What the exercise asks
Print the entries verbatim, leaving out the images they contain.
::: Supplied material
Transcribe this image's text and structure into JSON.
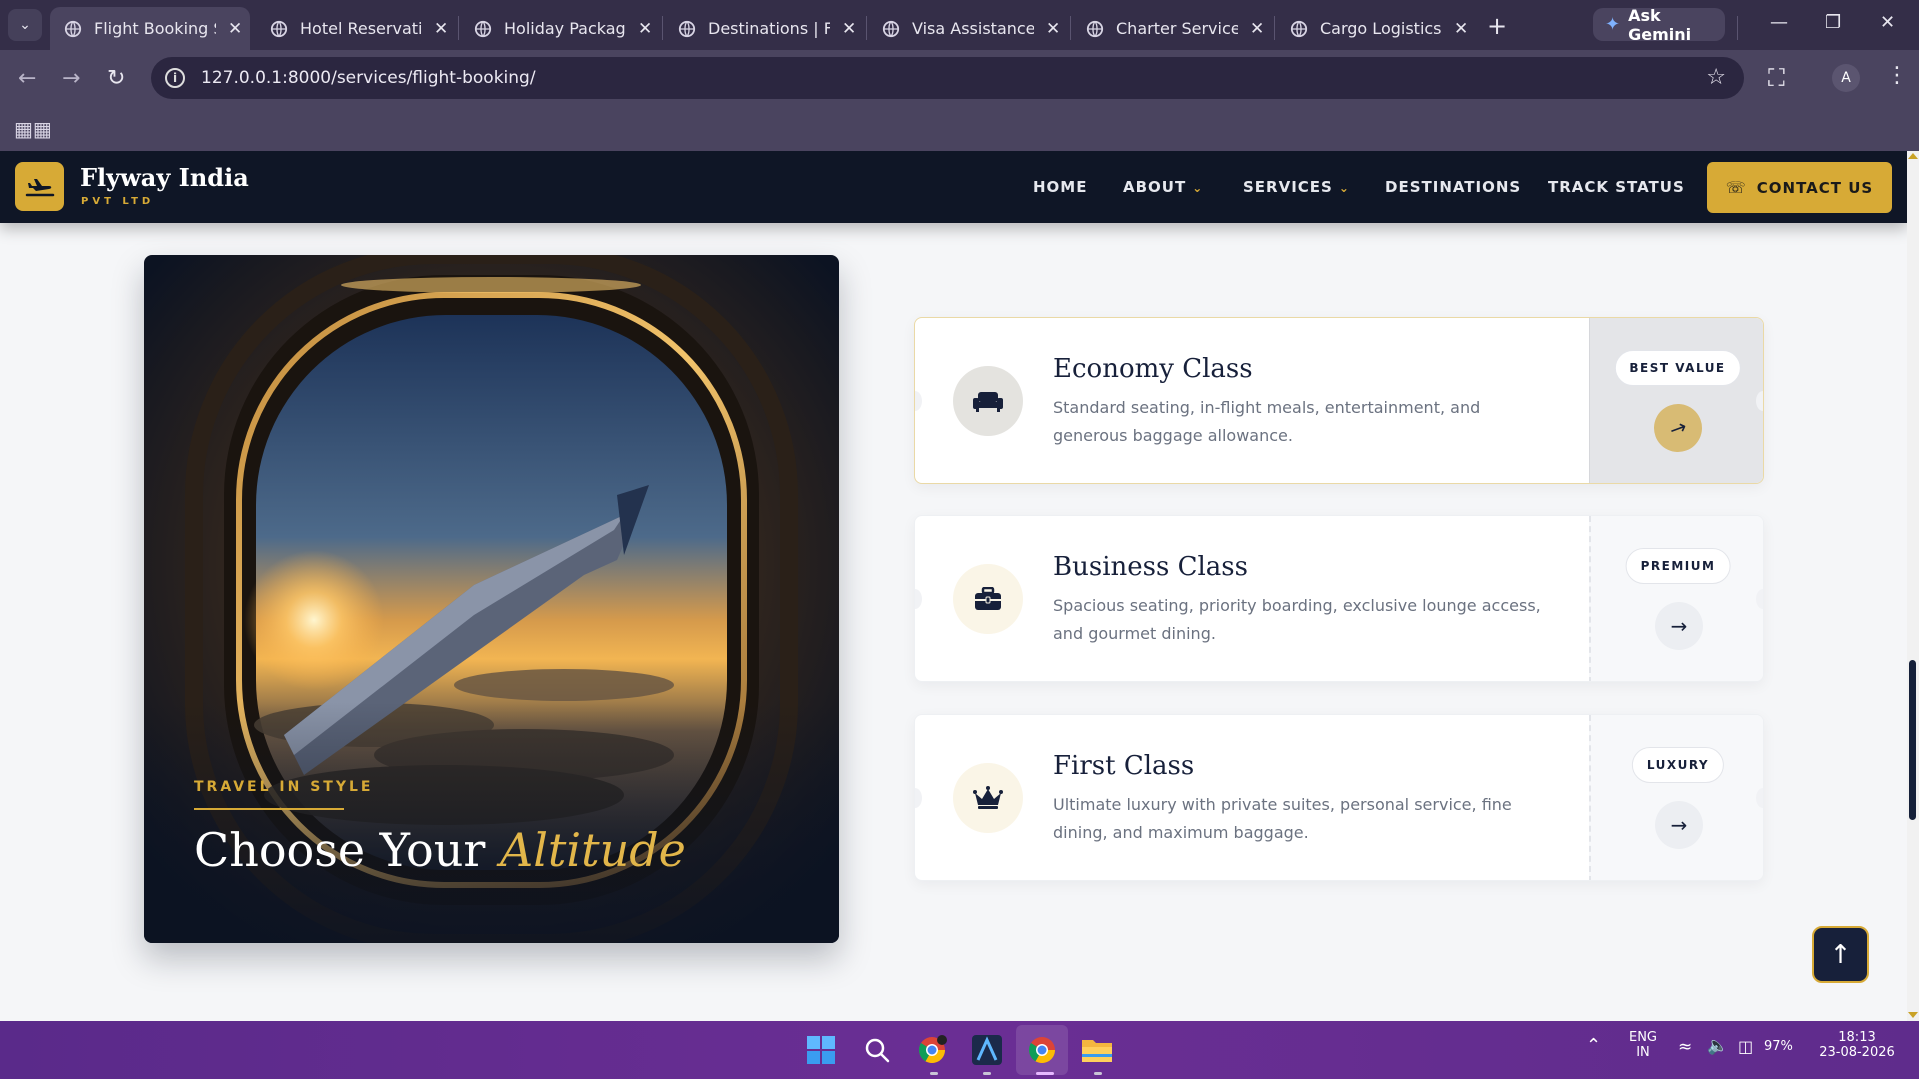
{
  "browser": {
    "tabs": [
      {
        "title": "Flight Booking Se",
        "active": true
      },
      {
        "title": "Hotel Reservation",
        "active": false
      },
      {
        "title": "Holiday Packages",
        "active": false
      },
      {
        "title": "Destinations | Flyw",
        "active": false
      },
      {
        "title": "Visa Assistance Se",
        "active": false
      },
      {
        "title": "Charter Services |",
        "active": false
      },
      {
        "title": "Cargo Logistics S",
        "active": false
      }
    ],
    "gemini_label": "Ask Gemini",
    "url": "127.0.0.1:8000/services/flight-booking/",
    "profile_initial": "A"
  },
  "site": {
    "brand_name": "Flyway India",
    "brand_sub": "PVT LTD",
    "nav": {
      "home": "HOME",
      "about": "ABOUT",
      "services": "SERVICES",
      "destinations": "DESTINATIONS",
      "track": "TRACK STATUS"
    },
    "contact_label": "CONTACT US",
    "accent": "#d7aa36",
    "navy": "#0f1626"
  },
  "hero": {
    "eyebrow": "TRAVEL IN STYLE",
    "title_plain": "Choose Your",
    "title_accent": "Altitude"
  },
  "classes": [
    {
      "title": "Economy Class",
      "desc": "Standard seating, in-flight meals, entertainment, and generous baggage allowance.",
      "badge": "BEST VALUE",
      "icon": "sofa-icon"
    },
    {
      "title": "Business Class",
      "desc": "Spacious seating, priority boarding, exclusive lounge access, and gourmet dining.",
      "badge": "PREMIUM",
      "icon": "briefcase-icon"
    },
    {
      "title": "First Class",
      "desc": "Ultimate luxury with private suites, personal service, fine dining, and maximum baggage.",
      "badge": "LUXURY",
      "icon": "crown-icon"
    }
  ],
  "taskbar": {
    "lang_top": "ENG",
    "lang_bottom": "IN",
    "battery": "97%",
    "time": "18:13",
    "date": "23-08-2026"
  }
}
::::::
Exercise result
Transcribe this image's text and structure into JSON.
{
  "browser": {
    "tabs": [
      {
        "title": "Flight Booking Se",
        "active": true
      },
      {
        "title": "Hotel Reservation",
        "active": false
      },
      {
        "title": "Holiday Packages",
        "active": false
      },
      {
        "title": "Destinations | Flyw",
        "active": false
      },
      {
        "title": "Visa Assistance Se",
        "active": false
      },
      {
        "title": "Charter Services |",
        "active": false
      },
      {
        "title": "Cargo Logistics S",
        "active": false
      }
    ],
    "gemini_label": "Ask Gemini",
    "url": "127.0.0.1:8000/services/flight-booking/",
    "profile_initial": "A"
  },
  "site": {
    "brand_name": "Flyway India",
    "brand_sub": "PVT LTD",
    "nav": {
      "home": "HOME",
      "about": "ABOUT",
      "services": "SERVICES",
      "destinations": "DESTINATIONS",
      "track": "TRACK STATUS"
    },
    "contact_label": "CONTACT US",
    "accent": "#d7aa36",
    "navy": "#0f1626"
  },
  "hero": {
    "eyebrow": "TRAVEL IN STYLE",
    "title_plain": "Choose Your",
    "title_accent": "Altitude"
  },
  "classes": [
    {
      "title": "Economy Class",
      "desc": "Standard seating, in-flight meals, entertainment, and generous baggage allowance.",
      "badge": "BEST VALUE",
      "icon": "sofa-icon"
    },
    {
      "title": "Business Class",
      "desc": "Spacious seating, priority boarding, exclusive lounge access, and gourmet dining.",
      "badge": "PREMIUM",
      "icon": "briefcase-icon"
    },
    {
      "title": "First Class",
      "desc": "Ultimate luxury with private suites, personal service, fine dining, and maximum baggage.",
      "badge": "LUXURY",
      "icon": "crown-icon"
    }
  ],
  "taskbar": {
    "lang_top": "ENG",
    "lang_bottom": "IN",
    "battery": "97%",
    "time": "18:13",
    "date": "23-08-2026"
  }
}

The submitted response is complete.